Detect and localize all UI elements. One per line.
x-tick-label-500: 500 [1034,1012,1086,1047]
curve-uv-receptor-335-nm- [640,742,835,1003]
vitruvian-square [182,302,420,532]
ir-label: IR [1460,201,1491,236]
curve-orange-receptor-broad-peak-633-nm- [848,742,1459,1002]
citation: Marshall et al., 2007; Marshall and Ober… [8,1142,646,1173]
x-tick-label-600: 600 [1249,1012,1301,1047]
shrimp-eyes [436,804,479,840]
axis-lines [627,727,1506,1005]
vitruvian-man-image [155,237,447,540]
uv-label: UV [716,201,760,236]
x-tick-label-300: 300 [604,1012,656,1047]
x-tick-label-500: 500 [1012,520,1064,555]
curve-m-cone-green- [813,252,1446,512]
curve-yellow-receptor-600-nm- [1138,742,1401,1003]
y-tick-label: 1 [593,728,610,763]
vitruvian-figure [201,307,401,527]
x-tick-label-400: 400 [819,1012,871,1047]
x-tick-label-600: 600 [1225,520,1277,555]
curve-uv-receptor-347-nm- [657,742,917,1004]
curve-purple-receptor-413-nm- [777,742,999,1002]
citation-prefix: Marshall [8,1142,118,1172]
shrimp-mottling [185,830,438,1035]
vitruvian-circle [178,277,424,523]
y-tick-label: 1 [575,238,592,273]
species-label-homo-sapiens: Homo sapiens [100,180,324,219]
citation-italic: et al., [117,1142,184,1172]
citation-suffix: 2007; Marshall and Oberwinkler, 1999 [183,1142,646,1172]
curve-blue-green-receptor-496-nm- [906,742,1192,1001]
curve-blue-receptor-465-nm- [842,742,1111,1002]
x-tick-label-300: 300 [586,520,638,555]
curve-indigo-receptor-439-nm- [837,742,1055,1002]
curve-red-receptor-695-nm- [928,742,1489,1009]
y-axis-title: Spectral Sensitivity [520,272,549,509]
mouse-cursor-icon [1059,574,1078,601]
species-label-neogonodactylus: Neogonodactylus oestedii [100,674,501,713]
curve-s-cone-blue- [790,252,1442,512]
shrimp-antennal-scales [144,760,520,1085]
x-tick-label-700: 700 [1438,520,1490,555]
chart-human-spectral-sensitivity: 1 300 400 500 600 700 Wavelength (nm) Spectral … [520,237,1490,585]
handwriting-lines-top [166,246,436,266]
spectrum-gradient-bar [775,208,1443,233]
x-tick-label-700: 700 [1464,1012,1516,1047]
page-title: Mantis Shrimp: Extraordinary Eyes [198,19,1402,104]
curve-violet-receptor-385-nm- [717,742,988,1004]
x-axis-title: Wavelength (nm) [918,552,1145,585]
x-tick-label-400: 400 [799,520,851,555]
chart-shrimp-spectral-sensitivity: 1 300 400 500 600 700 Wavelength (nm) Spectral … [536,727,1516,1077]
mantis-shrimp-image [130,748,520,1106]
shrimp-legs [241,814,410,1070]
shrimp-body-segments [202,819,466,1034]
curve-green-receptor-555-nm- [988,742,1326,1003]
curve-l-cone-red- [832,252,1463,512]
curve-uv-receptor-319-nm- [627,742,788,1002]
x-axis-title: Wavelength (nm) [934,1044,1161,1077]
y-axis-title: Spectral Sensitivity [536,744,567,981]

Task to complete: Please present every line of the data above as a numbered list, leaving out any blank lines.

Written response:
1. Detect and localize all UI elements. One per line.
2. x-tick-label-500: 500 [1034,1012,1086,1047]
3. curve-uv-receptor-335-nm- [640,742,835,1003]
4. vitruvian-square [182,302,420,532]
5. ir-label: IR [1460,201,1491,236]
6. curve-orange-receptor-broad-peak-633-nm- [848,742,1459,1002]
7. citation: Marshall et al., 2007; Marshall and Ober… [8,1142,646,1173]
8. x-tick-label-600: 600 [1249,1012,1301,1047]
9. shrimp-eyes [436,804,479,840]
10. axis-lines [627,727,1506,1005]
11. vitruvian-man-image [155,237,447,540]
12. uv-label: UV [716,201,760,236]
13. x-tick-label-300: 300 [604,1012,656,1047]
14. x-tick-label-500: 500 [1012,520,1064,555]
15. curve-m-cone-green- [813,252,1446,512]
16. curve-yellow-receptor-600-nm- [1138,742,1401,1003]
17. y-tick-label: 1 [593,728,610,763]
18. vitruvian-figure [201,307,401,527]
19. x-tick-label-400: 400 [819,1012,871,1047]
20. x-tick-label-600: 600 [1225,520,1277,555]
21. curve-uv-receptor-347-nm- [657,742,917,1004]
22. curve-purple-receptor-413-nm- [777,742,999,1002]
23. citation-prefix: Marshall [8,1142,118,1172]
24. shrimp-mottling [185,830,438,1035]
25. vitruvian-circle [178,277,424,523]
26. y-tick-label: 1 [575,238,592,273]
27. species-label-homo-sapiens: Homo sapiens [100,180,324,219]
28. citation-italic: et al., [117,1142,184,1172]
29. citation-suffix: 2007; Marshall and Oberwinkler, 1999 [183,1142,646,1172]
30. curve-blue-green-receptor-496-nm- [906,742,1192,1001]
31. curve-blue-receptor-465-nm- [842,742,1111,1002]
32. x-tick-label-300: 300 [586,520,638,555]
33. curve-indigo-receptor-439-nm- [837,742,1055,1002]
34. curve-red-receptor-695-nm- [928,742,1489,1009]
35. y-axis-title: Spectral Sensitivity [520,272,549,509]
36. mouse-cursor-icon [1059,574,1078,601]
37. species-label-neogonodactylus: Neogonodactylus oestedii [100,674,501,713]
38. curve-s-cone-blue- [790,252,1442,512]
39. shrimp-antennal-scales [144,760,520,1085]
40. x-tick-label-700: 700 [1438,520,1490,555]
41. chart-human-spectral-sensitivity: 1 300 400 500 600 700 Wavelength (nm) Spectral … [520,237,1490,585]
42. handwriting-lines-top [166,246,436,266]
43. spectrum-gradient-bar [775,208,1443,233]
44. x-tick-label-700: 700 [1464,1012,1516,1047]
45. page-title: Mantis Shrimp: Extraordinary Eyes [198,19,1402,104]
46. curve-violet-receptor-385-nm- [717,742,988,1004]
47. x-axis-title: Wavelength (nm) [918,552,1145,585]
48. x-tick-label-400: 400 [799,520,851,555]
49. chart-shrimp-spectral-sensitivity: 1 300 400 500 600 700 Wavelength (nm) Spectral … [536,727,1516,1077]
50. mantis-shrimp-image [130,748,520,1106]
51. shrimp-legs [241,814,410,1070]
52. shrimp-body-segments [202,819,466,1034]
53. curve-green-receptor-555-nm- [988,742,1326,1003]
54. curve-l-cone-red- [832,252,1463,512]
55. curve-uv-receptor-319-nm- [627,742,788,1002]
56. x-axis-title: Wavelength (nm) [934,1044,1161,1077]
57. y-axis-title: Spectral Sensitivity [536,744,567,981]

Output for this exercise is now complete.